:: Provided entries ::

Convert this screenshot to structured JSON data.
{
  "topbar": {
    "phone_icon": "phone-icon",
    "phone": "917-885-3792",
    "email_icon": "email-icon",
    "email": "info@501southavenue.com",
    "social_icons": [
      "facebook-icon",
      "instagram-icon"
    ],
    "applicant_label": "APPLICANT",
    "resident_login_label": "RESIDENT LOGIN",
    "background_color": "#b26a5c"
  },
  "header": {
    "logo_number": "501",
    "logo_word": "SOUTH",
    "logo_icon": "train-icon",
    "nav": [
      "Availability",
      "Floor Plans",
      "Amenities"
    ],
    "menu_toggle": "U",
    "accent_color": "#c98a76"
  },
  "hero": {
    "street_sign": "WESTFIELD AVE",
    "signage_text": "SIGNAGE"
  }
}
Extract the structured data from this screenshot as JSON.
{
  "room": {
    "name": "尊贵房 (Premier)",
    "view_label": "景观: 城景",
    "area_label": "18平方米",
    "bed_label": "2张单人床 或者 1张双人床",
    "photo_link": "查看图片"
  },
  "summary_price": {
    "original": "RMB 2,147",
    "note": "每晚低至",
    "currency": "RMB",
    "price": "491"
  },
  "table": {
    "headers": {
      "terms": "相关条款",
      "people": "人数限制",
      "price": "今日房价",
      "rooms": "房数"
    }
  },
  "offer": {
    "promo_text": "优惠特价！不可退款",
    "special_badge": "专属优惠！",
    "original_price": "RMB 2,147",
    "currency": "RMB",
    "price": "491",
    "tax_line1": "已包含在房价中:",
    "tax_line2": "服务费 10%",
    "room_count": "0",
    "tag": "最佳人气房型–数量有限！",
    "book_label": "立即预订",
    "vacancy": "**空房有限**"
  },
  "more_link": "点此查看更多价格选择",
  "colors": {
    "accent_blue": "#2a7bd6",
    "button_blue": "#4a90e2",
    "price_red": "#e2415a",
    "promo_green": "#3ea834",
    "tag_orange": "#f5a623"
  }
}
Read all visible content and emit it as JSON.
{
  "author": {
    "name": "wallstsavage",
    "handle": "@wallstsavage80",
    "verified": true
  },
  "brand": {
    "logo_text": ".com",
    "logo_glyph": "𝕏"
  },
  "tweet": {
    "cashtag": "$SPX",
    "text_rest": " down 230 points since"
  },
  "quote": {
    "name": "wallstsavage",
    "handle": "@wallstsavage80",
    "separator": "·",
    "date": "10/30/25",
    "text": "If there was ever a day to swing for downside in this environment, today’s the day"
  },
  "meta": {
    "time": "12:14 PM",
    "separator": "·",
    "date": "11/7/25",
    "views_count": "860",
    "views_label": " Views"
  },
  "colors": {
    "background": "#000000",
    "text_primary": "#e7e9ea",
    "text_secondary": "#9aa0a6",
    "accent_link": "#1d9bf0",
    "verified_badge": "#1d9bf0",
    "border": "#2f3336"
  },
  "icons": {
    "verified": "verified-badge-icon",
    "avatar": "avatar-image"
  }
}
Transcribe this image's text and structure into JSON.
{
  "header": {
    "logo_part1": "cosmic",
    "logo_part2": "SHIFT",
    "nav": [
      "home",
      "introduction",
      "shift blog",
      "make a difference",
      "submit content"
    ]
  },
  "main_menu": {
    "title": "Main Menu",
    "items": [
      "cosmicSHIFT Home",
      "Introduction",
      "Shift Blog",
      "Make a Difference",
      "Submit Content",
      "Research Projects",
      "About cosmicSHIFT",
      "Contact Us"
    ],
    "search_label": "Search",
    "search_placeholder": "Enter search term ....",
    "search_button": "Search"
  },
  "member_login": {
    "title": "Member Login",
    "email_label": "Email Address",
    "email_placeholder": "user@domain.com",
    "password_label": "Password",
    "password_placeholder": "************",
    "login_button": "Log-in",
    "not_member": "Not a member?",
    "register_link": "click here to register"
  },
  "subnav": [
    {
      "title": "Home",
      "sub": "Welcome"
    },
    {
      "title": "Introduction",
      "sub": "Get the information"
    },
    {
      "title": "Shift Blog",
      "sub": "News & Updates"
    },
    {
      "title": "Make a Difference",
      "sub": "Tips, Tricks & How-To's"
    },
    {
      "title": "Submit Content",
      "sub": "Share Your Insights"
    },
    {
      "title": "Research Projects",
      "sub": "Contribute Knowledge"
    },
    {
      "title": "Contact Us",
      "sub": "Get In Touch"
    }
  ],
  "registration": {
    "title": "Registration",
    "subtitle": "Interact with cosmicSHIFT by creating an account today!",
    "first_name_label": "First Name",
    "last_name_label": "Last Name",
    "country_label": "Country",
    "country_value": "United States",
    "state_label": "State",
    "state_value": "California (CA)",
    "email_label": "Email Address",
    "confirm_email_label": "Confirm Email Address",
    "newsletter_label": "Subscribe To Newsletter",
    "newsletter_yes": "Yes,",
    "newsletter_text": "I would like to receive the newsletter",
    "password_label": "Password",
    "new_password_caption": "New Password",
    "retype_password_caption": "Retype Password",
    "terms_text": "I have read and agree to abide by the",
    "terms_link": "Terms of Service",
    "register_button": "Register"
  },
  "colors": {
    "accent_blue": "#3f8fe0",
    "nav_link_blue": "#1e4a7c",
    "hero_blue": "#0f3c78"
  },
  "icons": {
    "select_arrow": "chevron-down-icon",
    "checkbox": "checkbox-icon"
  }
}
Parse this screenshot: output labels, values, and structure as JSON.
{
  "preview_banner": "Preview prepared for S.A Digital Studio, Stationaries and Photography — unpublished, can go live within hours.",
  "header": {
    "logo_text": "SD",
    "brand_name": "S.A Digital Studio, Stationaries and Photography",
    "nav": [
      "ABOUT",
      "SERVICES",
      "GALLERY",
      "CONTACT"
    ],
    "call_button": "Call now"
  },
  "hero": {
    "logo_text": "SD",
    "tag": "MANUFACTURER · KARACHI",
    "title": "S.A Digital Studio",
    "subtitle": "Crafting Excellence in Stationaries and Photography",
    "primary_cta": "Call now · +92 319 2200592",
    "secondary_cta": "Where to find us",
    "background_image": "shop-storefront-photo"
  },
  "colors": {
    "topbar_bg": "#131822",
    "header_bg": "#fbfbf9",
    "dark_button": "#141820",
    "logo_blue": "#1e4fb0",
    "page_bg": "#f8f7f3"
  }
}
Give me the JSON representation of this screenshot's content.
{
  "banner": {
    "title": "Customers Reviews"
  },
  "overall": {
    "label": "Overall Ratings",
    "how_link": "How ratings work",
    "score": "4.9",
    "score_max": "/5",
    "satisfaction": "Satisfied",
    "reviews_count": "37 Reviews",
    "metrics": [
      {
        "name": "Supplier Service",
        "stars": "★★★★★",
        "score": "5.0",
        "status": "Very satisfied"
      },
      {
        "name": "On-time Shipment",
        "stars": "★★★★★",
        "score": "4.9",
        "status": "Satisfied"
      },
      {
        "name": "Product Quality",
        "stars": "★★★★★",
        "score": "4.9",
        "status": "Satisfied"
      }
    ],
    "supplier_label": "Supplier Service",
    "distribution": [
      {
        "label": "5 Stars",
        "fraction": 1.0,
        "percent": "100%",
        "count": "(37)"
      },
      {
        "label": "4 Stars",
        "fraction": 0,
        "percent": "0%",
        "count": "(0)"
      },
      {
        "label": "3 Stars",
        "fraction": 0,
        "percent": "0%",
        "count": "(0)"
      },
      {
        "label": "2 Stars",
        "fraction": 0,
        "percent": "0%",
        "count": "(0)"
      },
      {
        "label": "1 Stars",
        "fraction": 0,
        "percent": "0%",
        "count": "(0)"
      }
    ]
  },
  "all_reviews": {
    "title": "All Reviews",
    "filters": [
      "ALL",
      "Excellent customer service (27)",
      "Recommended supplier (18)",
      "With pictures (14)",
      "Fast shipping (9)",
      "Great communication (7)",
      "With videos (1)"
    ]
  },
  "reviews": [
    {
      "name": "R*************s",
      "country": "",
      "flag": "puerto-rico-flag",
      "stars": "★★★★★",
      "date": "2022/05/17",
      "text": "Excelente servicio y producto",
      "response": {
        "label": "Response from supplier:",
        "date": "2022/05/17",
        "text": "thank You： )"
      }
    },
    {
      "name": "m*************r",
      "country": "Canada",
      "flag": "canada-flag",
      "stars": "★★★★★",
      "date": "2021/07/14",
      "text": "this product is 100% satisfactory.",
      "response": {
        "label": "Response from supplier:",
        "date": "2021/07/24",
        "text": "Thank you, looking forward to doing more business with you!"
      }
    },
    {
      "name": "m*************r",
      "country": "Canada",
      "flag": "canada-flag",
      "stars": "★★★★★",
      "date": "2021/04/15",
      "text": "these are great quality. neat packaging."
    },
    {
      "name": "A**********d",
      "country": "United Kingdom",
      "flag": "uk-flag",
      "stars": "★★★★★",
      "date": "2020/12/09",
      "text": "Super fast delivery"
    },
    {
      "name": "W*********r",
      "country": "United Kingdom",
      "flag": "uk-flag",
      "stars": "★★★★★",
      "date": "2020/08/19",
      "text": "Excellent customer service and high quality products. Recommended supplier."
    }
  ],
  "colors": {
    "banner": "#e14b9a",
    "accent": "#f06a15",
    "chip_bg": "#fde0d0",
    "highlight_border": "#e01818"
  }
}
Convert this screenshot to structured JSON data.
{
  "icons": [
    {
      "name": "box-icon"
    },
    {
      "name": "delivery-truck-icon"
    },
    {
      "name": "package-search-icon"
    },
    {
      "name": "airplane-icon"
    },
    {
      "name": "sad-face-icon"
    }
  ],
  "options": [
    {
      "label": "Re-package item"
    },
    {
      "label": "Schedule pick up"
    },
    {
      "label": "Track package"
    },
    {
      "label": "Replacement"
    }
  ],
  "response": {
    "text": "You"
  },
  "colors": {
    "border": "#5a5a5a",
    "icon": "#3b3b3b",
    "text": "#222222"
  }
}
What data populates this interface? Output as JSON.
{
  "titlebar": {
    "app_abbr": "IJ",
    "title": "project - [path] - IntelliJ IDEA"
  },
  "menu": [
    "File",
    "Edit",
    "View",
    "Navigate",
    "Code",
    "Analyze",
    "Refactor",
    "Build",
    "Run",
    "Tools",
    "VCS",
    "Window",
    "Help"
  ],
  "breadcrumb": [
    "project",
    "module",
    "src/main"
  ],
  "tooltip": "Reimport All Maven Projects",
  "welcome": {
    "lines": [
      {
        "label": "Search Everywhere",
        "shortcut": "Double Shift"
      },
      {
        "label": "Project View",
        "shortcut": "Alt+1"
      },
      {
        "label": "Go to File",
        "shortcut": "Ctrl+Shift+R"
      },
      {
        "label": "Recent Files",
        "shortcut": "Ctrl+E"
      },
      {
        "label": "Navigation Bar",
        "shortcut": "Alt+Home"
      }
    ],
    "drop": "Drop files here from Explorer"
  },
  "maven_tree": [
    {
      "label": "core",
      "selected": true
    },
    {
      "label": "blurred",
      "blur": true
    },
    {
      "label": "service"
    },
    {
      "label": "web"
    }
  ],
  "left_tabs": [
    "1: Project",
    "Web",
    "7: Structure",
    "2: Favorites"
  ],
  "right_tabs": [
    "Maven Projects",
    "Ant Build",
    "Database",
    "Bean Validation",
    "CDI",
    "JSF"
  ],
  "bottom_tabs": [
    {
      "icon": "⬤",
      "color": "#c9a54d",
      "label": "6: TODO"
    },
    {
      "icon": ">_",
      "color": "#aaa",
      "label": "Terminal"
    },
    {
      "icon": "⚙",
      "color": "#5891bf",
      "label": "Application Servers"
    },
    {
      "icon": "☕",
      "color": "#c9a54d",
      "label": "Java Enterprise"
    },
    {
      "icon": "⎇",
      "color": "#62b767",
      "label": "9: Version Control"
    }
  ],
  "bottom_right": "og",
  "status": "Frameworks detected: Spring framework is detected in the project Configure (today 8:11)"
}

:::

- Stated exercise: Reproduce each line of the entries in which the word "Digital" is found.

- Answer for this exercise:
  "preview_banner": "Preview prepared for S.A Digital Studio, Stationaries and Photography — unpublished, can go live within hours.",
    "brand_name": "S.A Digital Studio, Stationaries and Photography",
    "title": "S.A Digital Studio",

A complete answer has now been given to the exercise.